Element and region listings
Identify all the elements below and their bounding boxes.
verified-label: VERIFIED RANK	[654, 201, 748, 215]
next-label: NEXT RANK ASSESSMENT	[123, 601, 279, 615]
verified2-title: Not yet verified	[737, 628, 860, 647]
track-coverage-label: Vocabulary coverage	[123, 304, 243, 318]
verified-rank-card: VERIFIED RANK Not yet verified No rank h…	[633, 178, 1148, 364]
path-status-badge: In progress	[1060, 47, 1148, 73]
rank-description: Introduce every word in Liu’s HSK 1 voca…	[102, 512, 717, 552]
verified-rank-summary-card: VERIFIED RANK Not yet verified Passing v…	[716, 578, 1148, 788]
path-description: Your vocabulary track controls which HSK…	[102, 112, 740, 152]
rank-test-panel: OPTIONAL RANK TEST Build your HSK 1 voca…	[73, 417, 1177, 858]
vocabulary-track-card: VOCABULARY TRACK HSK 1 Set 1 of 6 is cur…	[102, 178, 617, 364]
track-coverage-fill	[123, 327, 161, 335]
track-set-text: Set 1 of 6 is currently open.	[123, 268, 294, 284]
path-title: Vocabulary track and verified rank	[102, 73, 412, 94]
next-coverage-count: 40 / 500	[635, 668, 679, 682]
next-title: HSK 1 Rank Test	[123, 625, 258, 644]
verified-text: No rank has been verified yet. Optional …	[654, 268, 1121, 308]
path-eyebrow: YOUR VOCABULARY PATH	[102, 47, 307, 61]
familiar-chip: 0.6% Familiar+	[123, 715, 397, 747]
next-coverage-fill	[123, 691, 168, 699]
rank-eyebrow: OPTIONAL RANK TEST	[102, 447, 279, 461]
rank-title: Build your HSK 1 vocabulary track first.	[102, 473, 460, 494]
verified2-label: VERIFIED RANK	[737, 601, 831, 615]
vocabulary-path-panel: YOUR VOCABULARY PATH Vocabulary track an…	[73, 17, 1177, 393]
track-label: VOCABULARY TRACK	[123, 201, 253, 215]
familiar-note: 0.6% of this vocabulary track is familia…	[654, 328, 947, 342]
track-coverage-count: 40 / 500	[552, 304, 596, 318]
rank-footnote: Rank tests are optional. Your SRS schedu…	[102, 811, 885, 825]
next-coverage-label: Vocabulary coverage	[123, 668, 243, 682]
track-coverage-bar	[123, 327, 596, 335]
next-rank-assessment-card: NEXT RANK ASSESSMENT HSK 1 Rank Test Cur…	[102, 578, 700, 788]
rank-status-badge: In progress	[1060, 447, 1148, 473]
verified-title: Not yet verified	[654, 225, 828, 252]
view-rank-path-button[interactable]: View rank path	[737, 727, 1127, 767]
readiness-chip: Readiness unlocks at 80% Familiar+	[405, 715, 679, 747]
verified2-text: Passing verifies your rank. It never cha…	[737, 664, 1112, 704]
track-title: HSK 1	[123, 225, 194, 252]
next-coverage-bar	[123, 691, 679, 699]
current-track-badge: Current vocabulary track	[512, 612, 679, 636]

■ **TASK OBJECTIVE**:
Rewrite the rows from the first one through the one containing "rank-description: Introduce every", swapping "In progress" for "Completed" and keeping everything else the same.

■ **WORKED ANSWER**:
Identify all the elements below and their bounding boxes.
verified-label: VERIFIED RANK	[654, 201, 748, 215]
next-label: NEXT RANK ASSESSMENT	[123, 601, 279, 615]
verified2-title: Not yet verified	[737, 628, 860, 647]
track-coverage-label: Vocabulary coverage	[123, 304, 243, 318]
verified-rank-card: VERIFIED RANK Not yet verified No rank h…	[633, 178, 1148, 364]
path-status-badge: Completed	[1060, 47, 1148, 73]
rank-description: Introduce every word in Liu’s HSK 1 voca…	[102, 512, 717, 552]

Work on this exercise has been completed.